- _Provided material_
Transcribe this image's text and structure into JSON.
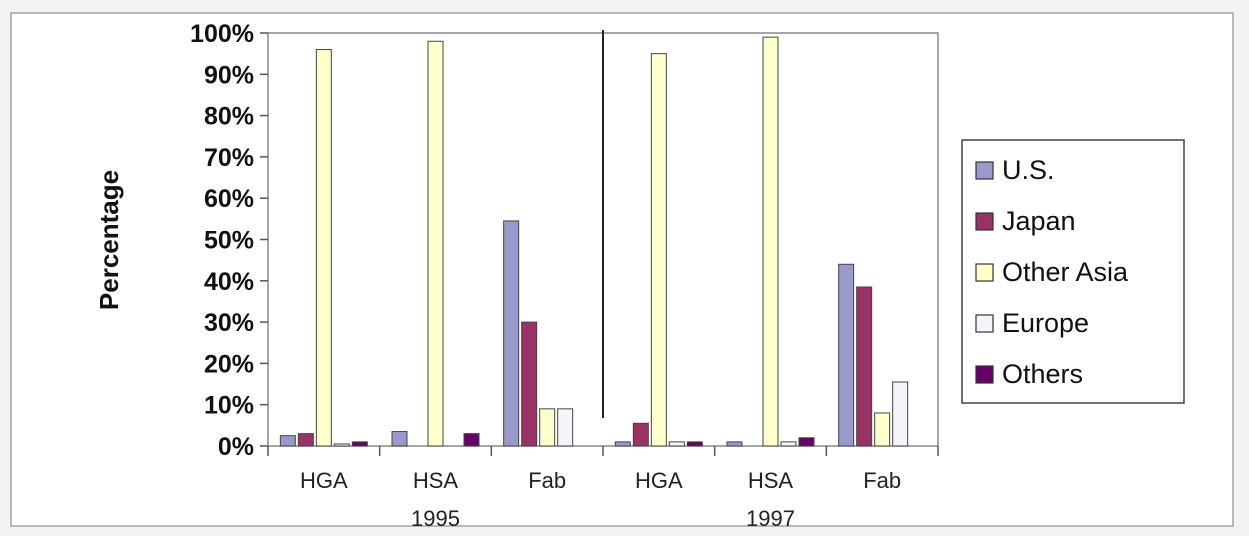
{
  "chart_data": {
    "type": "bar",
    "title": "",
    "ylabel": "Percentage",
    "ylim": [
      0,
      100
    ],
    "yticks": [
      "0%",
      "10%",
      "20%",
      "30%",
      "40%",
      "50%",
      "60%",
      "70%",
      "80%",
      "90%",
      "100%"
    ],
    "categories": [
      "HGA",
      "HSA",
      "Fab",
      "HGA",
      "HSA",
      "Fab"
    ],
    "groups": [
      {
        "label": "1995",
        "categories": [
          "HGA",
          "HSA",
          "Fab"
        ]
      },
      {
        "label": "1997",
        "categories": [
          "HGA",
          "HSA",
          "Fab"
        ]
      }
    ],
    "series": [
      {
        "name": "U.S.",
        "color": "#9999cc",
        "values": [
          2.5,
          3.5,
          54.5,
          1,
          1,
          44
        ]
      },
      {
        "name": "Japan",
        "color": "#993366",
        "values": [
          3,
          0,
          30,
          5.5,
          0,
          38.5
        ]
      },
      {
        "name": "Other Asia",
        "color": "#ffffcc",
        "values": [
          96,
          98,
          9,
          95,
          99,
          8
        ]
      },
      {
        "name": "Europe",
        "color": "#f4f4fa",
        "values": [
          0.5,
          0,
          9,
          1,
          1,
          15.5
        ]
      },
      {
        "name": "Others",
        "color": "#660066",
        "values": [
          1,
          3,
          0,
          1,
          2,
          0
        ]
      }
    ],
    "legend_position": "right",
    "grid": false
  }
}
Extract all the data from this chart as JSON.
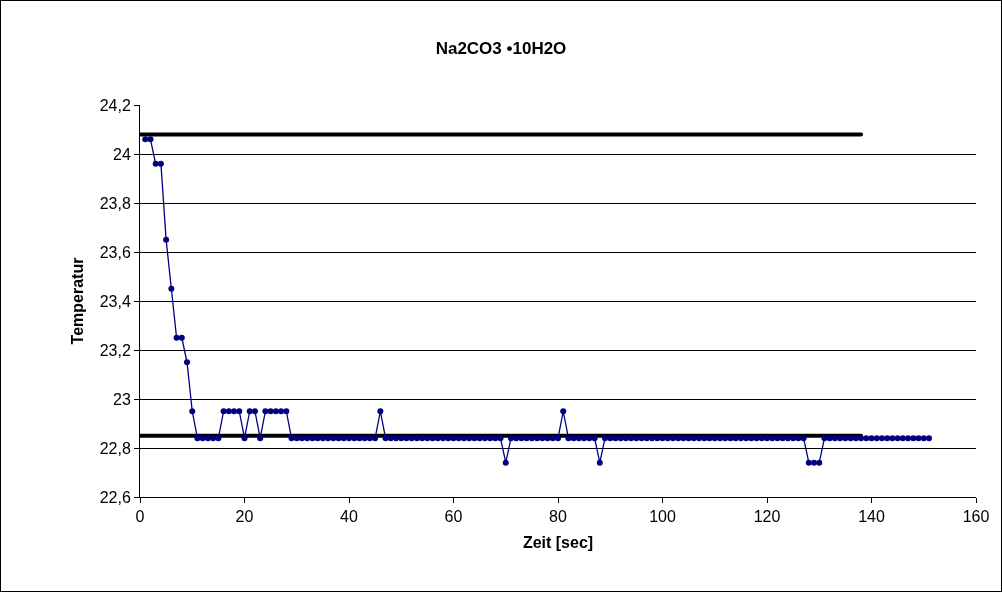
{
  "chart_data": {
    "type": "line",
    "title": "Na2CO3 •10H2O",
    "xlabel": "Zeit [sec]",
    "ylabel": "Temperatur",
    "xlim": [
      0,
      160
    ],
    "xticks": [
      0,
      20,
      40,
      60,
      80,
      100,
      120,
      140,
      160
    ],
    "ylim": [
      22.6,
      24.2
    ],
    "yticks": [
      {
        "value": 22.6,
        "label": "22,6"
      },
      {
        "value": 22.8,
        "label": "22,8"
      },
      23,
      {
        "value": 23.2,
        "label": "23,2"
      },
      {
        "value": 23.4,
        "label": "23,4"
      },
      {
        "value": 23.6,
        "label": "23,6"
      },
      {
        "value": 23.8,
        "label": "23,8"
      },
      24,
      {
        "value": 24.2,
        "label": "24,2"
      }
    ],
    "grid": "y",
    "marker": "circle",
    "line_style": "solid",
    "series": [
      {
        "color": "#000000",
        "marker": "none",
        "x": [
          0,
          138
        ],
        "values": [
          24.08,
          24.08
        ]
      },
      {
        "color": "#000000",
        "marker": "none",
        "x": [
          0,
          138
        ],
        "values": [
          22.85,
          22.85
        ]
      },
      {
        "color": "#000080",
        "x": [
          1,
          2,
          3,
          4,
          5,
          6,
          7,
          8,
          9,
          10,
          11,
          12,
          13,
          14,
          15,
          16,
          17,
          18,
          19,
          20,
          21,
          22,
          23,
          24,
          25,
          26,
          27,
          28,
          29,
          30,
          31,
          32,
          33,
          34,
          35,
          36,
          37,
          38,
          39,
          40,
          41,
          42,
          43,
          44,
          45,
          46,
          47,
          48,
          49,
          50,
          51,
          52,
          53,
          54,
          55,
          56,
          57,
          58,
          59,
          60,
          61,
          62,
          63,
          64,
          65,
          66,
          67,
          68,
          69,
          70,
          71,
          72,
          73,
          74,
          75,
          76,
          77,
          78,
          79,
          80,
          81,
          82,
          83,
          84,
          85,
          86,
          87,
          88,
          89,
          90,
          91,
          92,
          93,
          94,
          95,
          96,
          97,
          98,
          99,
          100,
          101,
          102,
          103,
          104,
          105,
          106,
          107,
          108,
          109,
          110,
          111,
          112,
          113,
          114,
          115,
          116,
          117,
          118,
          119,
          120,
          121,
          122,
          123,
          124,
          125,
          126,
          127,
          128,
          129,
          130,
          131,
          132,
          133,
          134,
          135,
          136,
          137,
          138,
          139,
          140,
          141,
          142,
          143,
          144,
          145,
          146,
          147,
          148,
          149,
          150,
          151
        ],
        "values": [
          24.06,
          24.06,
          23.96,
          23.96,
          23.65,
          23.45,
          23.25,
          23.25,
          23.15,
          22.95,
          22.84,
          22.84,
          22.84,
          22.84,
          22.84,
          22.95,
          22.95,
          22.95,
          22.95,
          22.84,
          22.95,
          22.95,
          22.84,
          22.95,
          22.95,
          22.95,
          22.95,
          22.95,
          22.84,
          22.84,
          22.84,
          22.84,
          22.84,
          22.84,
          22.84,
          22.84,
          22.84,
          22.84,
          22.84,
          22.84,
          22.84,
          22.84,
          22.84,
          22.84,
          22.84,
          22.95,
          22.84,
          22.84,
          22.84,
          22.84,
          22.84,
          22.84,
          22.84,
          22.84,
          22.84,
          22.84,
          22.84,
          22.84,
          22.84,
          22.84,
          22.84,
          22.84,
          22.84,
          22.84,
          22.84,
          22.84,
          22.84,
          22.84,
          22.84,
          22.74,
          22.84,
          22.84,
          22.84,
          22.84,
          22.84,
          22.84,
          22.84,
          22.84,
          22.84,
          22.84,
          22.95,
          22.84,
          22.84,
          22.84,
          22.84,
          22.84,
          22.84,
          22.74,
          22.84,
          22.84,
          22.84,
          22.84,
          22.84,
          22.84,
          22.84,
          22.84,
          22.84,
          22.84,
          22.84,
          22.84,
          22.84,
          22.84,
          22.84,
          22.84,
          22.84,
          22.84,
          22.84,
          22.84,
          22.84,
          22.84,
          22.84,
          22.84,
          22.84,
          22.84,
          22.84,
          22.84,
          22.84,
          22.84,
          22.84,
          22.84,
          22.84,
          22.84,
          22.84,
          22.84,
          22.84,
          22.84,
          22.84,
          22.74,
          22.74,
          22.74,
          22.84,
          22.84,
          22.84,
          22.84,
          22.84,
          22.84,
          22.84,
          22.84,
          22.84,
          22.84,
          22.84,
          22.84,
          22.84,
          22.84,
          22.84,
          22.84,
          22.84,
          22.84,
          22.84,
          22.84,
          22.84
        ]
      }
    ]
  }
}
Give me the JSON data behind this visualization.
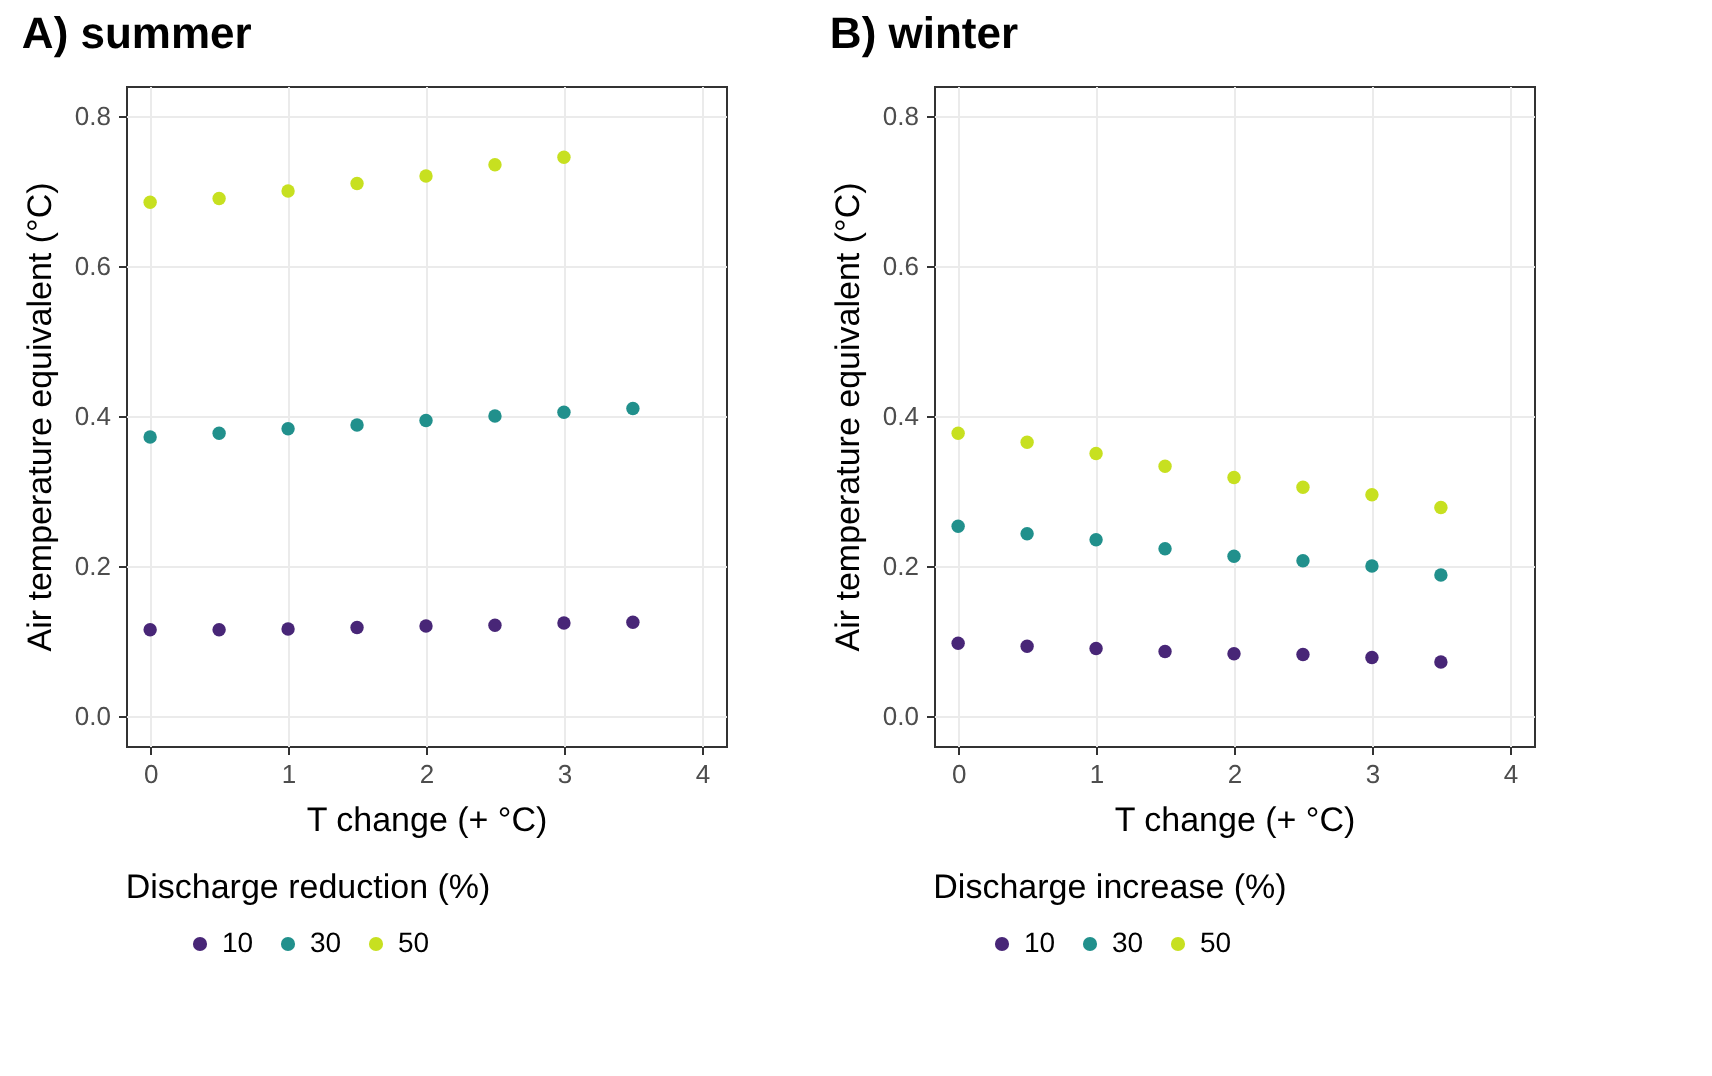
{
  "chart_data": [
    {
      "type": "scatter",
      "title": "A) summer",
      "xlabel": "T change (+ °C)",
      "ylabel": "Air temperature equivalent (°C)",
      "legend_title": "Discharge reduction (%)",
      "legend": "bottom",
      "grid": true,
      "marker": "circle",
      "x": [
        0,
        0.5,
        1,
        1.5,
        2,
        2.5,
        3,
        3.5
      ],
      "xlim": [
        -0.175,
        4.175
      ],
      "ylim": [
        -0.04,
        0.84
      ],
      "xticks": [
        0,
        1,
        2,
        3,
        4
      ],
      "yticks": [
        {
          "value": 0,
          "label": "0.0"
        },
        0.2,
        0.4,
        0.6,
        0.8
      ],
      "series": [
        {
          "name": "10",
          "color": "#482677",
          "values": [
            0.115,
            0.115,
            0.116,
            0.118,
            0.12,
            0.121,
            0.124,
            0.125
          ]
        },
        {
          "name": "30",
          "color": "#21908c",
          "values": [
            0.372,
            0.377,
            0.383,
            0.388,
            0.394,
            0.4,
            0.405,
            0.41
          ]
        },
        {
          "name": "50",
          "color": "#c7e020",
          "values": [
            0.685,
            0.69,
            0.7,
            0.71,
            0.72,
            0.735,
            0.745,
            null
          ]
        }
      ]
    },
    {
      "type": "scatter",
      "title": "B) winter",
      "xlabel": "T change (+ °C)",
      "ylabel": "Air temperature equivalent (°C)",
      "legend_title": "Discharge increase (%)",
      "legend": "bottom",
      "grid": true,
      "marker": "circle",
      "x": [
        0,
        0.5,
        1,
        1.5,
        2,
        2.5,
        3,
        3.5
      ],
      "xlim": [
        -0.175,
        4.175
      ],
      "ylim": [
        -0.04,
        0.84
      ],
      "xticks": [
        0,
        1,
        2,
        3,
        4
      ],
      "yticks": [
        {
          "value": 0,
          "label": "0.0"
        },
        0.2,
        0.4,
        0.6,
        0.8
      ],
      "series": [
        {
          "name": "10",
          "color": "#482677",
          "values": [
            0.097,
            0.093,
            0.09,
            0.086,
            0.083,
            0.082,
            0.078,
            0.072
          ]
        },
        {
          "name": "30",
          "color": "#21908c",
          "values": [
            0.253,
            0.243,
            0.235,
            0.223,
            0.213,
            0.207,
            0.2,
            0.188
          ]
        },
        {
          "name": "50",
          "color": "#c7e020",
          "values": [
            0.377,
            0.365,
            0.35,
            0.333,
            0.318,
            0.305,
            0.295,
            0.278
          ]
        }
      ]
    }
  ]
}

- _Problem_
In the entries above, find each line with the word "this" and copy it.

- _Response_
Transcribe this image's text and structure into JSON.
Extract all the data from this chart as JSON.
Give me the JSON data behind this visualization.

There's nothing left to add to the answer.